*Stated problem*: State only how many lines in the records below contain the word "each".

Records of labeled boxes

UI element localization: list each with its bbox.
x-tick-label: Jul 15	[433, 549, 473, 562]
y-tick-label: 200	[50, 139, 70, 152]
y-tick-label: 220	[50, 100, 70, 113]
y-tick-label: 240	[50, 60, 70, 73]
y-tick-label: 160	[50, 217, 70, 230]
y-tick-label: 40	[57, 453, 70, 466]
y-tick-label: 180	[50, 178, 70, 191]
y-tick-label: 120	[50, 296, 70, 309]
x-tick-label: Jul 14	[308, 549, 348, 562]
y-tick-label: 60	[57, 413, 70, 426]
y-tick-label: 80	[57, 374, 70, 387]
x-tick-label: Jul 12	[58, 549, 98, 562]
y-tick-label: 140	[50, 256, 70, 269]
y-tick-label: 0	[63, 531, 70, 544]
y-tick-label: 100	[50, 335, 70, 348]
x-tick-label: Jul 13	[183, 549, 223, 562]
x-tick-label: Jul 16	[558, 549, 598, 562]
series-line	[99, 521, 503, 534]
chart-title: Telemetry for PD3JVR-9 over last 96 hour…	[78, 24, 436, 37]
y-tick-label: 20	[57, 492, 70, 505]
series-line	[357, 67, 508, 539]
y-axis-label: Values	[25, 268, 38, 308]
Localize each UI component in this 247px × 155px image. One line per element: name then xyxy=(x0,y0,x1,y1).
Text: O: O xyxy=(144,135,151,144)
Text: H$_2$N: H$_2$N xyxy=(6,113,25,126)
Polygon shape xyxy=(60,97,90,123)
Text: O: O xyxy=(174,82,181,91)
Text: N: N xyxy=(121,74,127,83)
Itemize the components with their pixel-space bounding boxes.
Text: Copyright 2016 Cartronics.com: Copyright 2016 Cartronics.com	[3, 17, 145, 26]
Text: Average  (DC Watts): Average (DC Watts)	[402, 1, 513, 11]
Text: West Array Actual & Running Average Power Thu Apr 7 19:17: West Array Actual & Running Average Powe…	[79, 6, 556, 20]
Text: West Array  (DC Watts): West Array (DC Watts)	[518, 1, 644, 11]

*Output for this task*: 2